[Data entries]
** begin **

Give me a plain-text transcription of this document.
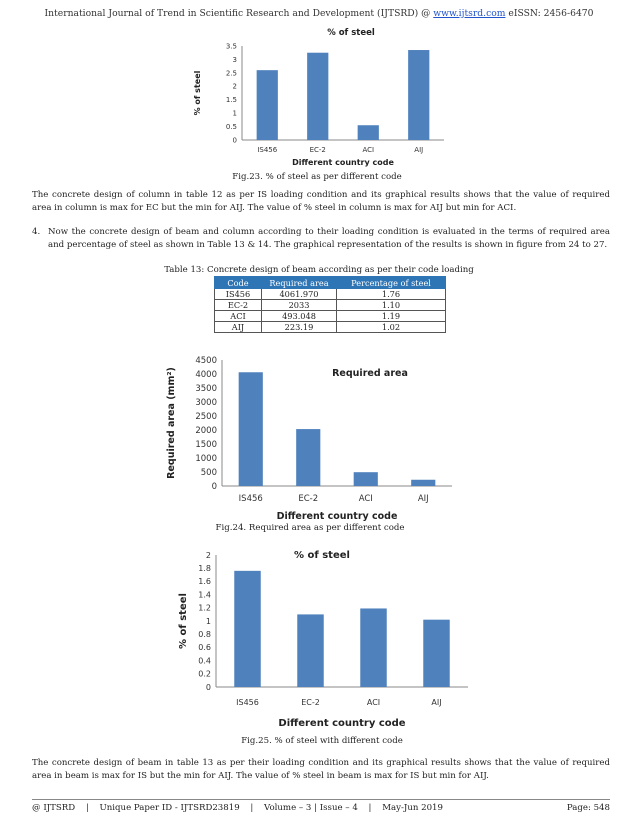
International Journal of Trend in Scientific Research and Development (IJTSRD) @ www.ijtsrd.com eISSN: 2456-6470
% of steel
0
0.5
1
1.5
2
2.5
3
3.5
IS456	EC-2	ACI	AIJ
Different country code
% of steel
Fig.23. % of steel as per different code
The concrete design of column in table 12 as per IS loading condition and its graphical results shows that the value of required area in column is max for EC but the min for AIJ. The value of % steel in column is max for AIJ but min for ACI.
4. Now the concrete design of beam and column according to their loading condition is evaluated in the terms of required area and percentage of steel as shown in Table 13 & 14. The graphical representation of the results is shown in figure from 24 to 27.
Table 13: Concrete design of beam according as per their code loading
Code	Required area	Percentage of steel
IS456	4061.970	1.76
EC-2	2033	1.10
ACI	493.048	1.19
AIJ	223.19	1.02
Required area
0
500
1000
1500
2000
2500
3000
3500
4000
4500
IS456	EC-2	ACI	AIJ
Different country code
Required area (mm²)
Fig.24. Required area as per different code
% of steel
0
0.2
0.4
0.6
0.8
1
1.2
1.4
1.6
1.8
2
IS456	EC-2	ACI	AIJ
Different country code
% of steel
Fig.25. % of steel with different code
The concrete design of beam in table 13 as per their loading condition and its graphical results shows that the value of required area in beam is max for IS but the min for AIJ. The value of % steel in beam is max for IS but min for AIJ.
@ IJTSRD | Unique Paper ID - IJTSRD23819 | Volume – 3 | Issue – 4 | May-Jun 2019	Page: 548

** end **

Task requirements: Out of the preceding entries, pull every line containing the string "their".

The answer:
4. Now the concrete design of beam and column according to their loading condition is evaluated in the terms of required area and percentage of steel as shown in Table 13 & 14. The graphical representation of the results is shown in figure from 24 to 27.
Table 13: Concrete design of beam according as per their code loading
The concrete design of beam in table 13 as per their loading condition and its graphical results shows that the value of required area in beam is max for IS but the min for AIJ. The value of % steel in beam is max for IS but min for AIJ.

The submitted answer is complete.